:: WHAT YOU ARE ASKED TO DO ::
Copy out the entries below, switching every "dropdown-select" to "combo-box" and keeping everything else the same.

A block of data
********

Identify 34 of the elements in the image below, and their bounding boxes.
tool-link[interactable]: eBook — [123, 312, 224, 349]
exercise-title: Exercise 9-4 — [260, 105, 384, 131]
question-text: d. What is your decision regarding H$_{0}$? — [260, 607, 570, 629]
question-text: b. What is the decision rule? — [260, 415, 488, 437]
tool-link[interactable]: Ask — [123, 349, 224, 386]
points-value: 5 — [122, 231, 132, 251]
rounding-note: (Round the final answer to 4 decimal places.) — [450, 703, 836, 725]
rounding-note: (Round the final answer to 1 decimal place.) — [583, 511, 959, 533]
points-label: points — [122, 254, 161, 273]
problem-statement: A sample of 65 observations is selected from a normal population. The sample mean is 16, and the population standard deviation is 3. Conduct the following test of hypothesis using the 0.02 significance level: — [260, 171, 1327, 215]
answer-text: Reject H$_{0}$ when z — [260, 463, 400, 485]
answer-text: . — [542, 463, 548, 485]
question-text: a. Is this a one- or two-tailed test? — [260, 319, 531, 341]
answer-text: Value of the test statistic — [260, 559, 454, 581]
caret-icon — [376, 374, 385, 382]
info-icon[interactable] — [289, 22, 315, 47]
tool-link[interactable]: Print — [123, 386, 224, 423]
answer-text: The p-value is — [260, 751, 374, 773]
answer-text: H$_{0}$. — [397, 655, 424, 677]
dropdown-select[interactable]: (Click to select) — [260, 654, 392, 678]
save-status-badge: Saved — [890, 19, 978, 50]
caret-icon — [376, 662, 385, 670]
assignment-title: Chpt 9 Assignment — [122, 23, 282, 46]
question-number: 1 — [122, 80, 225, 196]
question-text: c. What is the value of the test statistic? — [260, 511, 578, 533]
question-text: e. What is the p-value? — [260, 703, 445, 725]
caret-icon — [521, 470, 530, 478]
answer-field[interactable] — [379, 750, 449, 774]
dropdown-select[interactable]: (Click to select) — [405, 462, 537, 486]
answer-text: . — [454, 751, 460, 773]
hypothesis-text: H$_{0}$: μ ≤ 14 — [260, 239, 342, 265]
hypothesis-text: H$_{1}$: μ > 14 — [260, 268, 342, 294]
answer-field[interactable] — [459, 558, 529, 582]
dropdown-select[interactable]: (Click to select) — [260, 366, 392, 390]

********

:: SOLUTION FOR THIS EXERCISE ::
Identify 34 of the elements in the image below, and their bounding boxes.
tool-link[interactable]: eBook — [123, 312, 224, 349]
exercise-title: Exercise 9-4 — [260, 105, 384, 131]
question-text: d. What is your decision regarding H$_{0}$? — [260, 607, 570, 629]
question-text: b. What is the decision rule? — [260, 415, 488, 437]
tool-link[interactable]: Ask — [123, 349, 224, 386]
points-value: 5 — [122, 231, 132, 251]
rounding-note: (Round the final answer to 4 decimal places.) — [450, 703, 836, 725]
rounding-note: (Round the final answer to 1 decimal place.) — [583, 511, 959, 533]
points-label: points — [122, 254, 161, 273]
problem-statement: A sample of 65 observations is selected from a normal population. The sample mean is 16, and the population standard deviation is 3. Conduct the following test of hypothesis using the 0.02 significance level: — [260, 171, 1327, 215]
answer-text: Reject H$_{0}$ when z — [260, 463, 400, 485]
answer-text: . — [542, 463, 548, 485]
question-text: a. Is this a one- or two-tailed test? — [260, 319, 531, 341]
answer-text: Value of the test statistic — [260, 559, 454, 581]
caret-icon — [376, 374, 385, 382]
info-icon[interactable] — [289, 22, 315, 47]
tool-link[interactable]: Print — [123, 386, 224, 423]
answer-text: The p-value is — [260, 751, 374, 773]
answer-text: H$_{0}$. — [397, 655, 424, 677]
combo-box[interactable]: (Click to select) — [260, 654, 392, 678]
save-status-badge: Saved — [890, 19, 978, 50]
caret-icon — [376, 662, 385, 670]
assignment-title: Chpt 9 Assignment — [122, 23, 282, 46]
question-number: 1 — [122, 80, 225, 196]
question-text: c. What is the value of the test statistic? — [260, 511, 578, 533]
question-text: e. What is the p-value? — [260, 703, 445, 725]
caret-icon — [521, 470, 530, 478]
answer-field[interactable] — [379, 750, 449, 774]
combo-box[interactable]: (Click to select) — [405, 462, 537, 486]
answer-text: . — [454, 751, 460, 773]
hypothesis-text: H$_{0}$: μ ≤ 14 — [260, 239, 342, 265]
hypothesis-text: H$_{1}$: μ > 14 — [260, 268, 342, 294]
answer-field[interactable] — [459, 558, 529, 582]
combo-box[interactable]: (Click to select) — [260, 366, 392, 390]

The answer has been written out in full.